***** DATA LINES

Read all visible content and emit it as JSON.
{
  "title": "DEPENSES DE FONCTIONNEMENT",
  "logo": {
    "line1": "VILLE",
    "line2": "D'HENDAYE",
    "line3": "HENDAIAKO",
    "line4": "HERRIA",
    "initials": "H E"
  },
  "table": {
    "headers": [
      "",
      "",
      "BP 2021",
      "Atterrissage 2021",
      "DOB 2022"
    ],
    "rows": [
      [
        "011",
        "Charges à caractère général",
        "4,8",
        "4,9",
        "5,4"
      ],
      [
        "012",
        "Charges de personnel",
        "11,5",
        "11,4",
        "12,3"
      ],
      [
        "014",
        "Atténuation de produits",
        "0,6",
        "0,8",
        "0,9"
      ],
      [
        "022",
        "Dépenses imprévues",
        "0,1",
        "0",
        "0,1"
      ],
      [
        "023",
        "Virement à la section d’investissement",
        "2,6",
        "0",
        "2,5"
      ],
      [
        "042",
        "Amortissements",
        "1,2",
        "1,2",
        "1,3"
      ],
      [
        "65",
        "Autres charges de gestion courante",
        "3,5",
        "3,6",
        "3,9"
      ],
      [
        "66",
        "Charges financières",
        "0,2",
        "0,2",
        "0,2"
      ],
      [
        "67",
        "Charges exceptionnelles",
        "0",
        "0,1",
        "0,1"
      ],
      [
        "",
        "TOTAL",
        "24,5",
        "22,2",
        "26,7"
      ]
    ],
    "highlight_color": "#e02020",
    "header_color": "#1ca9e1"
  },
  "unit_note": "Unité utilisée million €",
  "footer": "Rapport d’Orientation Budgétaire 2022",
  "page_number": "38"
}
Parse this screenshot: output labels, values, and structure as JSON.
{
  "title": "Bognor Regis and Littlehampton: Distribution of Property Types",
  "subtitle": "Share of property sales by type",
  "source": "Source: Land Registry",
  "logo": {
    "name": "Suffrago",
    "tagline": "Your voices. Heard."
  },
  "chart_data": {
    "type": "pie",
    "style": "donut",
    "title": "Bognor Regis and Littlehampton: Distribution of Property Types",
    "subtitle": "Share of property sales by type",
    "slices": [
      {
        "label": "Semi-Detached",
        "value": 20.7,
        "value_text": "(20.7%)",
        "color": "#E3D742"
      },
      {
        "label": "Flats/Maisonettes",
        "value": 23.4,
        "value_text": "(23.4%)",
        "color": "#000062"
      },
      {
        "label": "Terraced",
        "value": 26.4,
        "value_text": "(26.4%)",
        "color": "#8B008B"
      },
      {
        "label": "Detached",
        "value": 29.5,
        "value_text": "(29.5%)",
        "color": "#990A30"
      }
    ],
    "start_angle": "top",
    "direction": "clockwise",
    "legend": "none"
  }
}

**********

**EXERCISE AIM**
Pick out every line of the listing containing the word "Detached", and show those lines.

**RESPONSE**
        "label": "Semi-Detached",
        "label": "Detached",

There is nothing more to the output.